▶ **GOAL**
Find each line with the word "Americans" and copy it.

▶ **DATASET RECORDS**
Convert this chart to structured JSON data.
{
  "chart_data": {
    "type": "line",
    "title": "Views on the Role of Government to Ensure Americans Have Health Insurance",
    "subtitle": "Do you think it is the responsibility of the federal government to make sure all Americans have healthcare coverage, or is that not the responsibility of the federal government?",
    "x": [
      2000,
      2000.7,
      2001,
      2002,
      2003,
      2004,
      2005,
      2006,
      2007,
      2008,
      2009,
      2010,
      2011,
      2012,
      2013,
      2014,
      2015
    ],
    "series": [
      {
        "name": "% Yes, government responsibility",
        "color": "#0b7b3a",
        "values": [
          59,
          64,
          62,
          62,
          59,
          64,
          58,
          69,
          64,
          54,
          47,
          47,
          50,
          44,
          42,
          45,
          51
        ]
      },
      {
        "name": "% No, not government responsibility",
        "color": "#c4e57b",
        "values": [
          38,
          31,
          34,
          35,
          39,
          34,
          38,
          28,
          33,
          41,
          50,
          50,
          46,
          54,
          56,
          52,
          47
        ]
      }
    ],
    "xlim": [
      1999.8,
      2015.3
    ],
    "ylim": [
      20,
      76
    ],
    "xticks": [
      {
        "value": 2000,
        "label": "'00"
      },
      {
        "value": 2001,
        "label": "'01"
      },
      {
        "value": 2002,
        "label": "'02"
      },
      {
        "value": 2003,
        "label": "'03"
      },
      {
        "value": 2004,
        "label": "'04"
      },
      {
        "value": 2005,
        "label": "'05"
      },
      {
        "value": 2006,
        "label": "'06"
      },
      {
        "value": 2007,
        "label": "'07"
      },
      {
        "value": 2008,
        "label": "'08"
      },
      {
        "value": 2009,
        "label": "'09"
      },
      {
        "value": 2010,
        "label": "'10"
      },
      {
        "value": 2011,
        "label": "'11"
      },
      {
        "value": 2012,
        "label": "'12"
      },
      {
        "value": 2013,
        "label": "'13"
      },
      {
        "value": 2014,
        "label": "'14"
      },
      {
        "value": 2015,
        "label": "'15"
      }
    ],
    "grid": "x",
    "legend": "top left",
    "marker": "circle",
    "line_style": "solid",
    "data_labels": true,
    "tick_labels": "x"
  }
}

--

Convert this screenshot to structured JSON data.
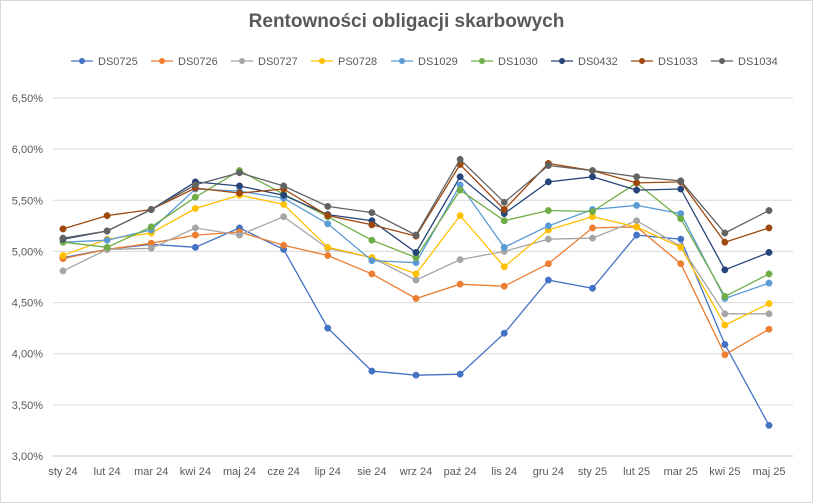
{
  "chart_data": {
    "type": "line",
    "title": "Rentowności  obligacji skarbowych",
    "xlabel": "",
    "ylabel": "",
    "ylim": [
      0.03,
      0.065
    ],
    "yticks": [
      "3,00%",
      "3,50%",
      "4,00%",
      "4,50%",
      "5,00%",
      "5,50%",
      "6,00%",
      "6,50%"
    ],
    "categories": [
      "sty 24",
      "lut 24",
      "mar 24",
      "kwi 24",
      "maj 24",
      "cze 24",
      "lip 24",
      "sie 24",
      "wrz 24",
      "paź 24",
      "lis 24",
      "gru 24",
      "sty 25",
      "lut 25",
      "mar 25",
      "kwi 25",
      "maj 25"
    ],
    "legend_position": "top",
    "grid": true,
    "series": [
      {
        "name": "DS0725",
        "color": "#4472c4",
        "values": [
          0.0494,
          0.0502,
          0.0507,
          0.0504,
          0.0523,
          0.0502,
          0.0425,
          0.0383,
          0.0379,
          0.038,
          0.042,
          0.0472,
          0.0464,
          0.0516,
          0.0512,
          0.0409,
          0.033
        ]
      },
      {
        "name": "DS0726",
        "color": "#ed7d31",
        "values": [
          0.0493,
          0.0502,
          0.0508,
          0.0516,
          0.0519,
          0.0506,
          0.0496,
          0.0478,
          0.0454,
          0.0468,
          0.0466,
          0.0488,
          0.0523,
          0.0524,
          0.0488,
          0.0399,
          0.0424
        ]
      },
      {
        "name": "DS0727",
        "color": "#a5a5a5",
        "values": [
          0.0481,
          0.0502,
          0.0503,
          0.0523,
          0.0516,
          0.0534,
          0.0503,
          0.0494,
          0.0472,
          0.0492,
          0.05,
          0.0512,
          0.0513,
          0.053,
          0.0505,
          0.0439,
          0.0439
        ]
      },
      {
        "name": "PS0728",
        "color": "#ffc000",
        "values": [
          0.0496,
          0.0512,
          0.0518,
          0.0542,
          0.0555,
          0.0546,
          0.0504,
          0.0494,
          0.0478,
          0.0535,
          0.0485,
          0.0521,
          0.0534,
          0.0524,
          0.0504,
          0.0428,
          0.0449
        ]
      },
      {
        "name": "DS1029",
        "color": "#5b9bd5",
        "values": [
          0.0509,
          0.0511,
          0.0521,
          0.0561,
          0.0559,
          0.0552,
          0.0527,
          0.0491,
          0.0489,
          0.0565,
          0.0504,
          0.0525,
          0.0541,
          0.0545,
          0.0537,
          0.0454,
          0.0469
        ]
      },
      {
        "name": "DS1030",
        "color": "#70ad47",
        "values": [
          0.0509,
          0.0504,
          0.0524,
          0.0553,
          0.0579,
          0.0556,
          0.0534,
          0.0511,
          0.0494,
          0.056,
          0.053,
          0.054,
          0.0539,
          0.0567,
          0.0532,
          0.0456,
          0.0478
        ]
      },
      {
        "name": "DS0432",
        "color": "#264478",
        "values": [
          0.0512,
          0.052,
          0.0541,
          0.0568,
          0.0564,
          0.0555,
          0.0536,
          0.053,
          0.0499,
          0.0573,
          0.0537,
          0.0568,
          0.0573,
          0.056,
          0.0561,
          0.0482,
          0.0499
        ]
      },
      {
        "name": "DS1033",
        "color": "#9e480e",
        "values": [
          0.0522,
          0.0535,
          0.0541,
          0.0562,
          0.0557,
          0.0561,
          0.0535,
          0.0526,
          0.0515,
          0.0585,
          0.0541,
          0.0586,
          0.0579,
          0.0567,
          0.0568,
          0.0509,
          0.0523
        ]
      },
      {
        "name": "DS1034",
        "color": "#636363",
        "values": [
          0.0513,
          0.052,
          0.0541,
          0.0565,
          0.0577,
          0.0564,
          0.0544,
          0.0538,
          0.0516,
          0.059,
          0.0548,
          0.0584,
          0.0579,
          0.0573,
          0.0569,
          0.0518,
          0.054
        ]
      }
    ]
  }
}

▶ **EXERCISE ANSWER**
    "title": "Views on the Role of Government to Ensure Americans Have Health Insurance",
    "subtitle": "Do you think it is the responsibility of the federal government to make sure all Americans have healthcare coverage, or is that not the responsibility of the federal government?",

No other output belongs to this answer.